* [Exercise requirements] For the listing below, give the count of lines containing the string "What" and nothing else.

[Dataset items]
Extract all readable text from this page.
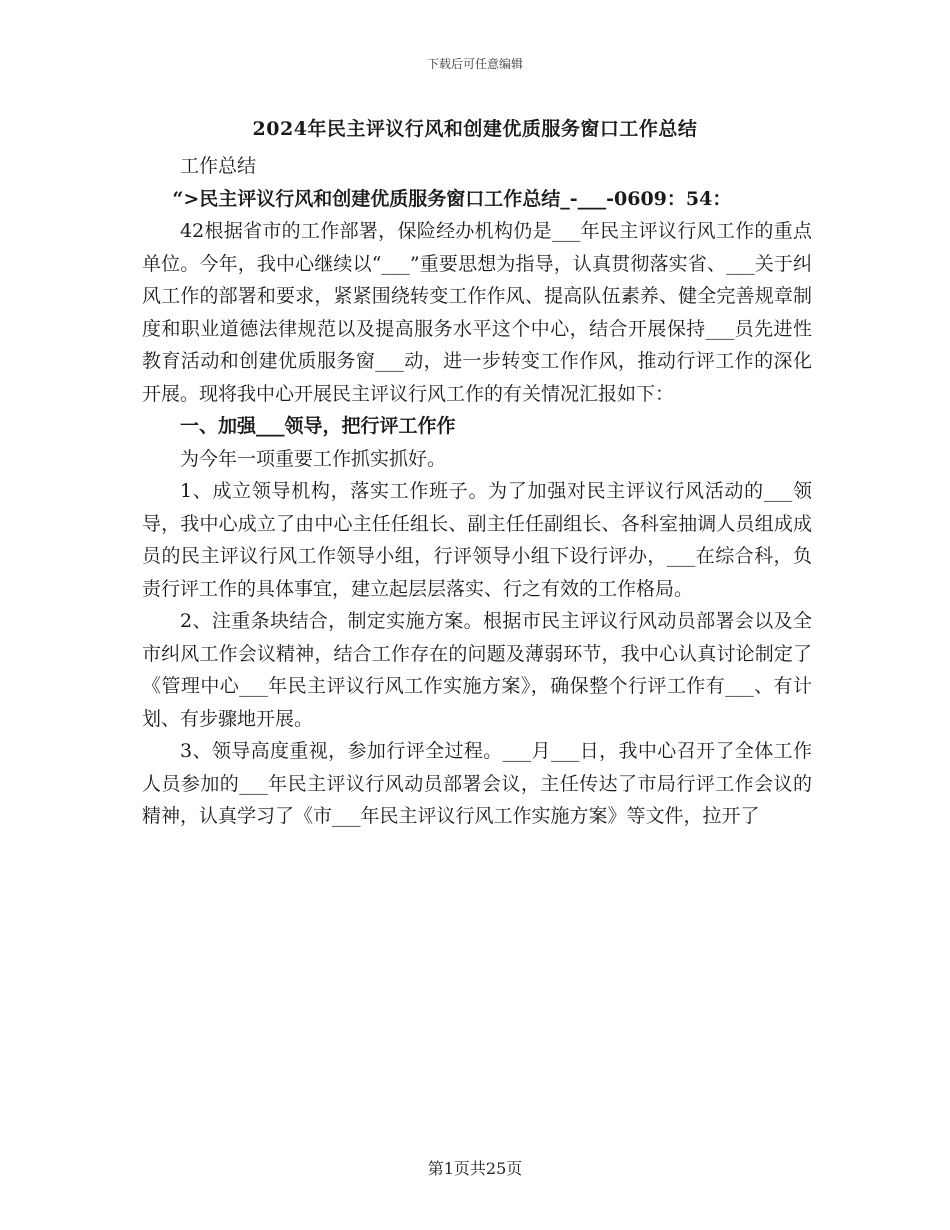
下载后可任意编辑
2024年民主评议行风和创建优质服务窗口工作总结

工作总结

“>民主评议行风和创建优质服务窗口工作总结_-___-0609：54：

42根据省市的工作部署，保险经办机构仍是___年民主评议行风工作的重点单位。今年，我中心继续以“___”重要思想为指导，认真贯彻落实省、___关于纠风工作的部署和要求，紧紧围绕转变工作作风、提高队伍素养、健全完善规章制度和职业道德法律规范以及提高服务水平这个中心，结合开展保持___员先进性教育活动和创建优质服务窗___动，进一步转变工作作风，推动行评工作的深化开展。现将我中心开展民主评议行风工作的有关情况汇报如下：

一、加强___领导，把行评工作作

为今年一项重要工作抓实抓好。

1、成立领导机构，落实工作班子。为了加强对民主评议行风活动的___领导，我中心成立了由中心主任任组长、副主任任副组长、各科室抽调人员组成成员的民主评议行风工作领导小组，行评领导小组下设行评办，___在综合科，负责行评工作的具体事宜，建立起层层落实、行之有效的工作格局。

2、注重条块结合，制定实施方案。根据市民主评议行风动员部署会以及全市纠风工作会议精神，结合工作存在的问题及薄弱环节，我中心认真讨论制定了《管理中心___年民主评议行风工作实施方案》，确保整个行评工作有___、有计划、有步骤地开展。

3、领导高度重视，参加行评全过程。___月___日，我中心召开了全体工作人员参加的___年民主评议行风动员部署会议，主任传达了市局行评工作会议的精神，认真学习了《市___年民主评议行风工作实施方案》等文件，拉开了

第1页共25页
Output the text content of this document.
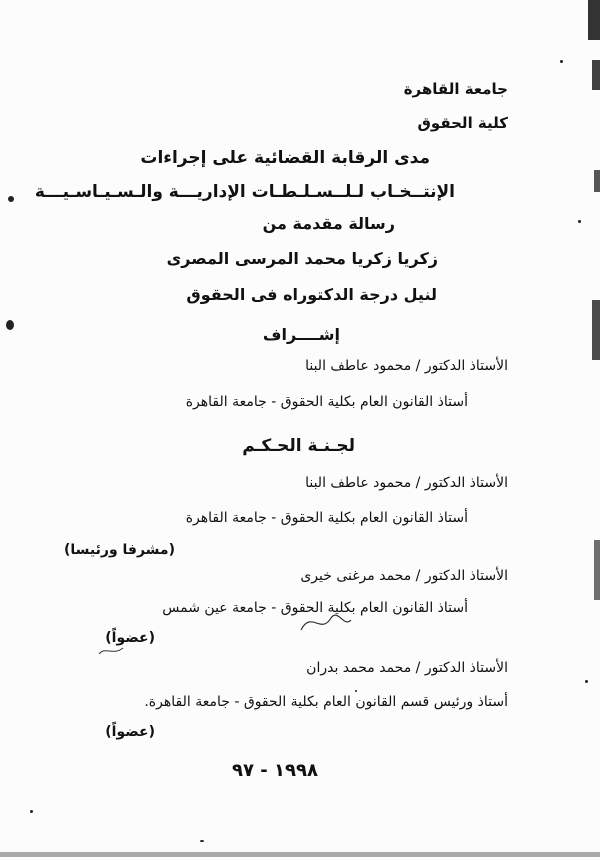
جامعة القاهرة
كلية الحقوق
مدى الرقابة القضائية على إجراءات
الإنتــخـاب لـلــسـلـطـات الإداريـــة والـسـيـاسـيـــة
رسالة مقدمة من
زكريا زكريا محمد المرسى المصرى
لنيل درجة الدكتوراه فى الحقوق
إشــــراف
الأستاذ الدكتور / محمود عاطف البنا
أستاذ القانون العام بكلية الحقوق - جامعة القاهرة
لجـنـة الحـكـم
الأستاذ الدكتور / محمود عاطف البنا
أستاذ القانون العام بكلية الحقوق - جامعة القاهرة
(مشرفا ورئيسا)
الأستاذ الدكتور / محمد مرغنى خيرى
أستاذ القانون العام بكلية الحقوق - جامعة عين شمس
(عضواً)
الأستاذ الدكتور / محمد محمد بدران
أستاذ ورئيس قسم القانون العام بكلية الحقوق - جامعة القاهرة.
(عضواً)
١٩٩٨ - ٩٧
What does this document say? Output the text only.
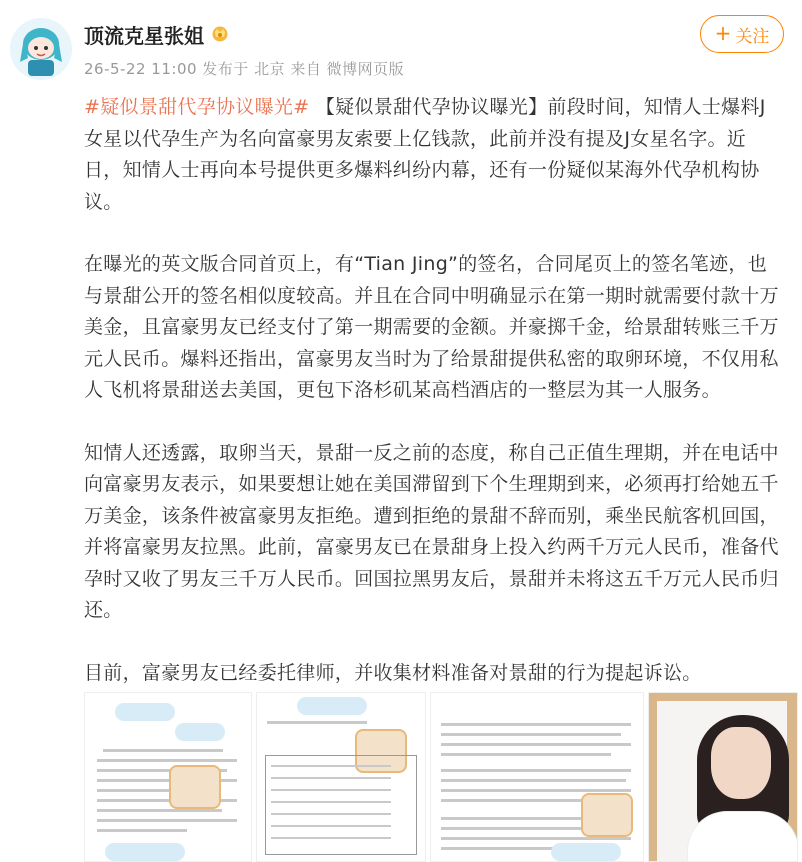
顶流克星张姐
26-5-22 11:00 发布于 北京 来自 微博网页版
+ 关注

#疑似景甜代孕协议曝光# 【疑似景甜代孕协议曝光】前段时间，知情人士爆料J女星以代孕生产为名向富豪男友索要上亿钱款，此前并没有提及J女星名字。近日，知情人士再向本号提供更多爆料纠纷内幕，还有一份疑似某海外代孕机构协议。

在曝光的英文版合同首页上，有“Tian Jing”的签名，合同尾页上的签名笔迹，也与景甜公开的签名相似度较高。并且在合同中明确显示在第一期时就需要付款十万美金，且富豪男友已经支付了第一期需要的金额。并豪掷千金，给景甜转账三千万元人民币。爆料还指出，富豪男友当时为了给景甜提供私密的取卵环境，不仅用私人飞机将景甜送去美国，更包下洛杉矶某高档酒店的一整层为其一人服务。

知情人还透露，取卵当天，景甜一反之前的态度，称自己正值生理期，并在电话中向富豪男友表示，如果要想让她在美国滞留到下个生理期到来，必须再打给她五千万美金，该条件被富豪男友拒绝。遭到拒绝的景甜不辞而别，乘坐民航客机回国，并将富豪男友拉黑。此前，富豪男友已在景甜身上投入约两千万元人民币，准备代孕时又收了男友三千万人民币。回国拉黑男友后，景甜并未将这五千万元人民币归还。

目前，富豪男友已经委托律师，并收集材料准备对景甜的行为提起诉讼。
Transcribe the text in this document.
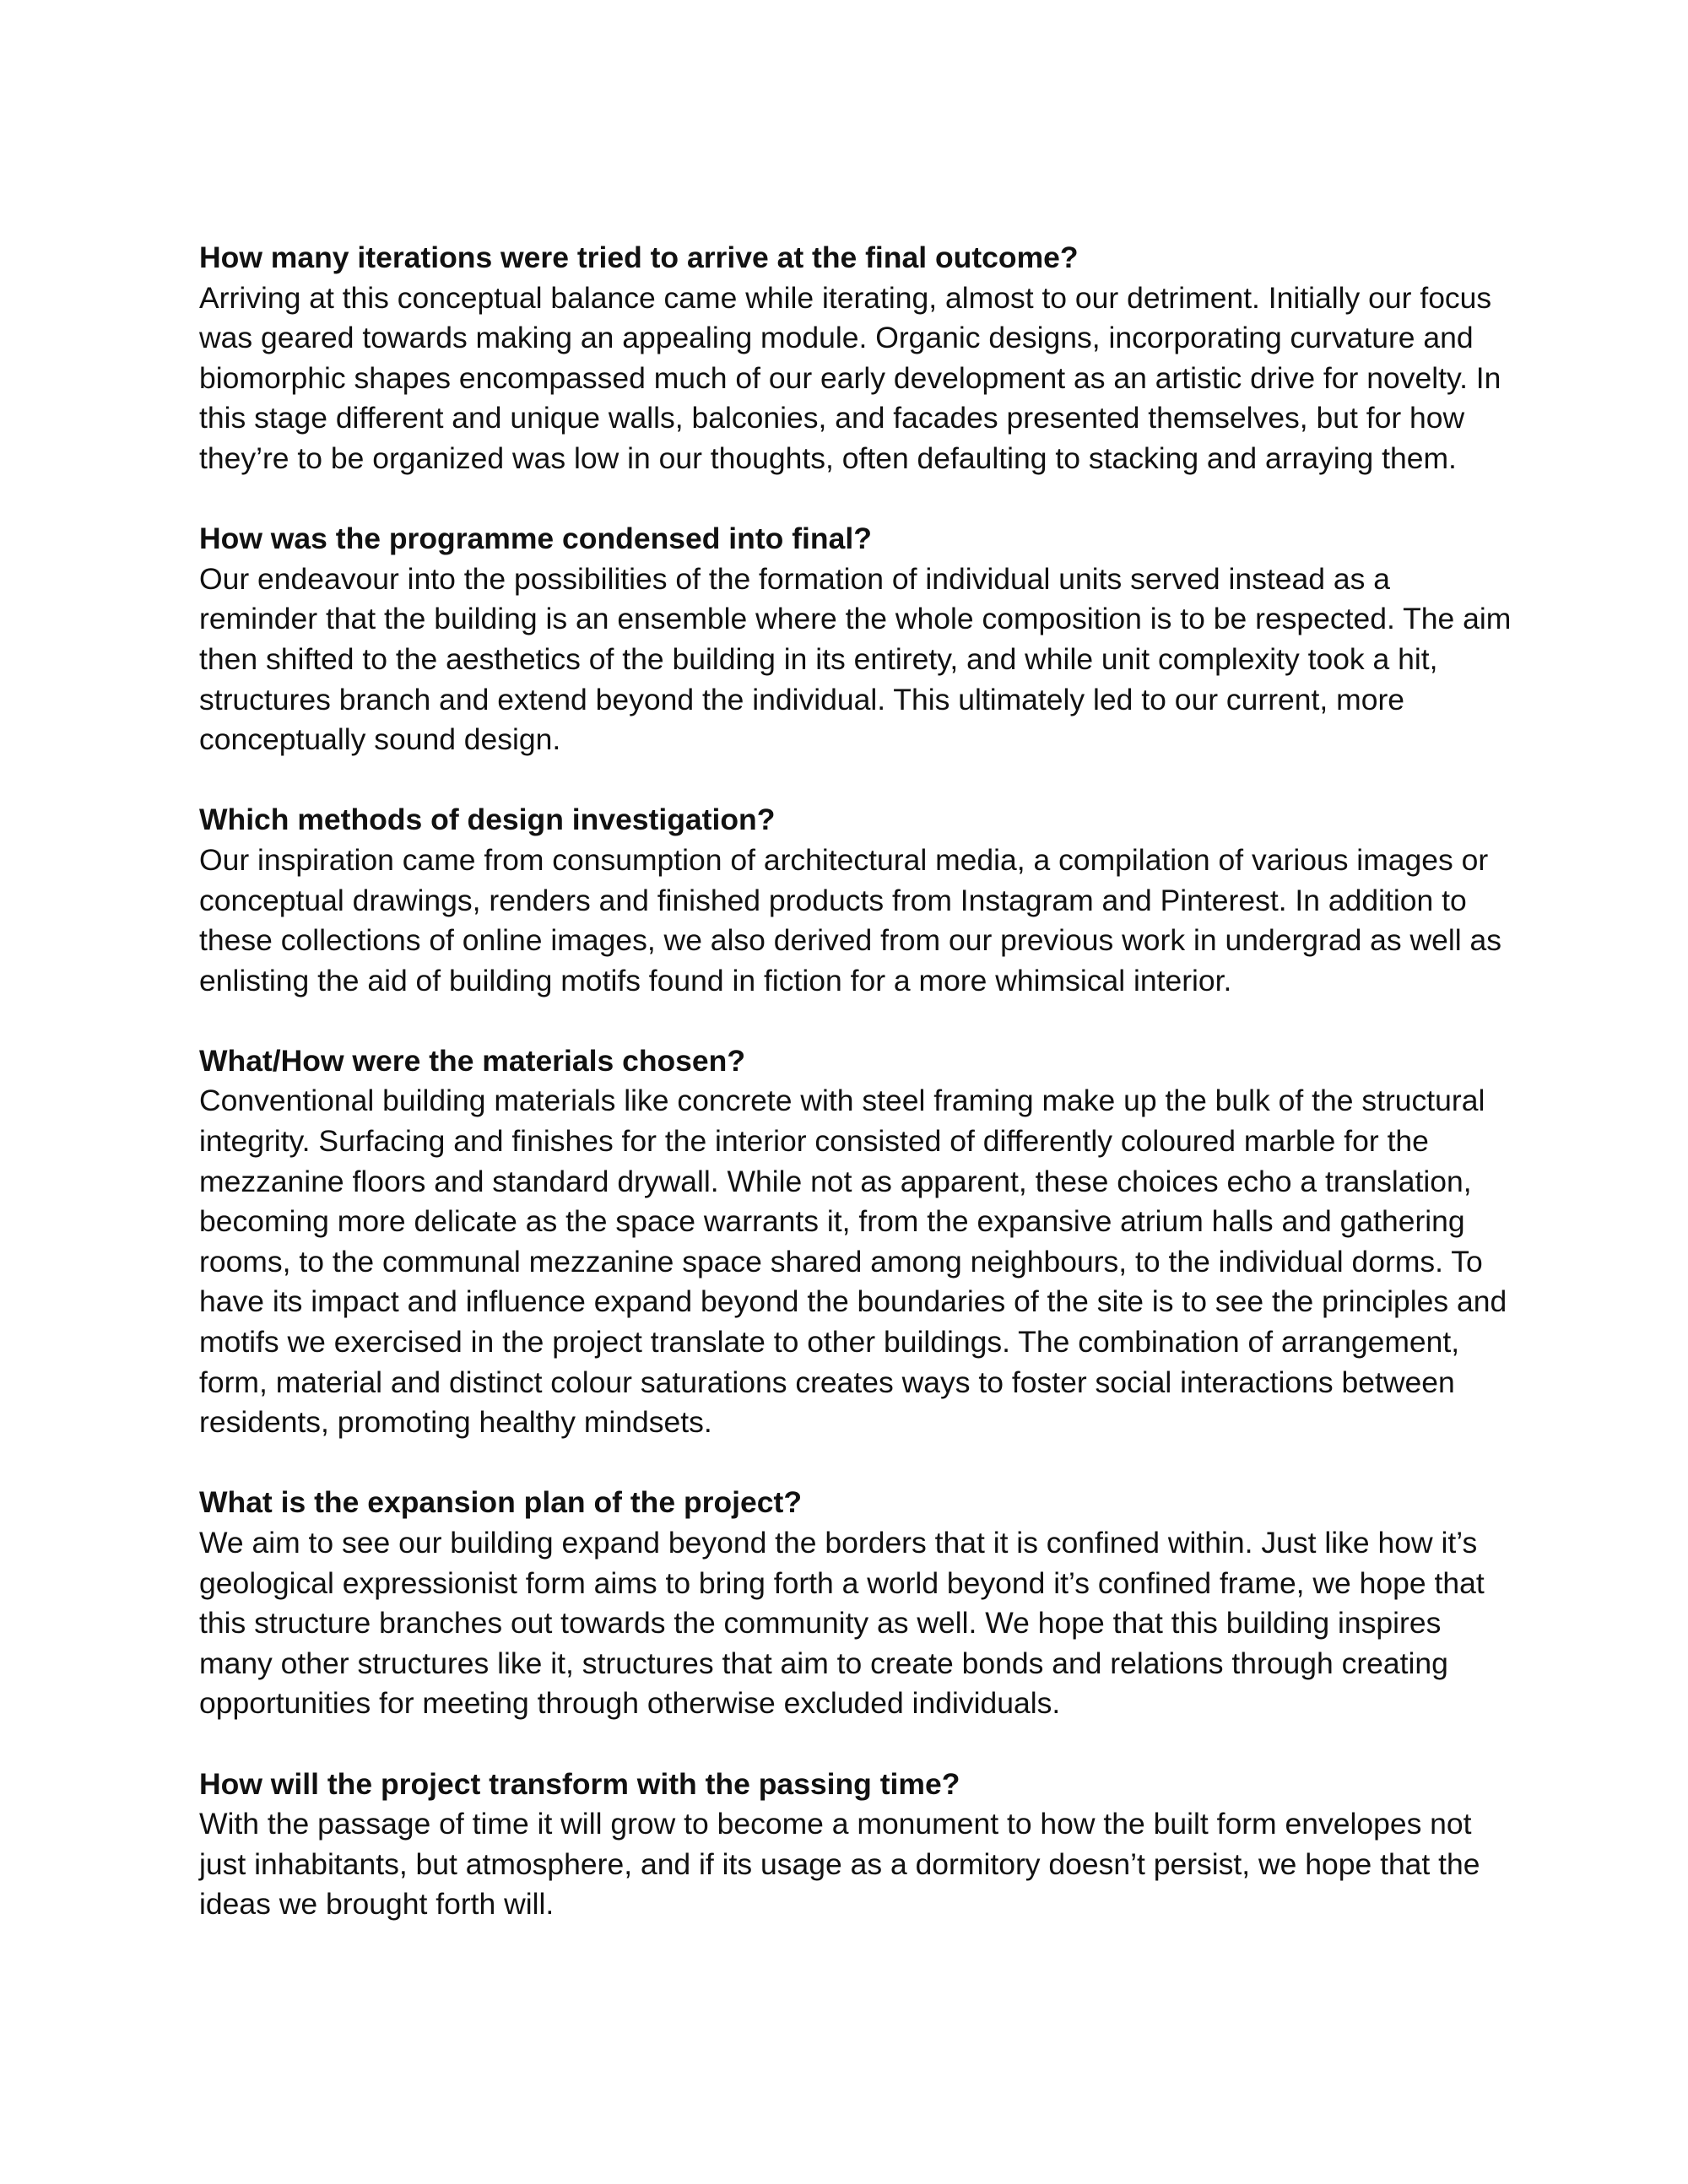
How many iterations were tried to arrive at the final outcome?

Arriving at this conceptual balance came while iterating, almost to our detriment. Initially our focus was geared towards making an appealing module. Organic designs, incorporating curvature and biomorphic shapes encompassed much of our early development as an artistic drive for novelty. In this stage different and unique walls, balconies, and facades presented themselves, but for how they’re to be organized was low in our thoughts, often defaulting to stacking and arraying them.

How was the programme condensed into final?

Our endeavour into the possibilities of the formation of individual units served instead as a reminder that the building is an ensemble where the whole composition is to be respected. The aim then shifted to the aesthetics of the building in its entirety, and while unit complexity took a hit, structures branch and extend beyond the individual. This ultimately led to our current, more conceptually sound design.

Which methods of design investigation?

Our inspiration came from consumption of architectural media, a compilation of various images or conceptual drawings, renders and finished products from Instagram and Pinterest. In addition to these collections of online images, we also derived from our previous work in undergrad as well as enlisting the aid of building motifs found in fiction for a more whimsical interior.

What/How were the materials chosen?

Conventional building materials like concrete with steel framing make up the bulk of the structural integrity. Surfacing and finishes for the interior consisted of differently coloured marble for the mezzanine floors and standard drywall. While not as apparent, these choices echo a translation, becoming more delicate as the space warrants it, from the expansive atrium halls and gathering rooms, to the communal mezzanine space shared among neighbours, to the individual dorms. To have its impact and influence expand beyond the boundaries of the site is to see the principles and motifs we exercised in the project translate to other buildings. The combination of arrangement, form, material and distinct colour saturations creates ways to foster social interactions between residents, promoting healthy mindsets.

What is the expansion plan of the project?

We aim to see our building expand beyond the borders that it is confined within. Just like how it’s geological expressionist form aims to bring forth a world beyond it’s confined frame, we hope that this structure branches out towards the community as well. We hope that this building inspires many other structures like it, structures that aim to create bonds and relations through creating opportunities for meeting through otherwise excluded individuals.

How will the project transform with the passing time?

With the passage of time it will grow to become a monument to how the built form envelopes not just inhabitants, but atmosphere, and if its usage as a dormitory doesn’t persist, we hope that the ideas we brought forth will.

* [Response to the task] 3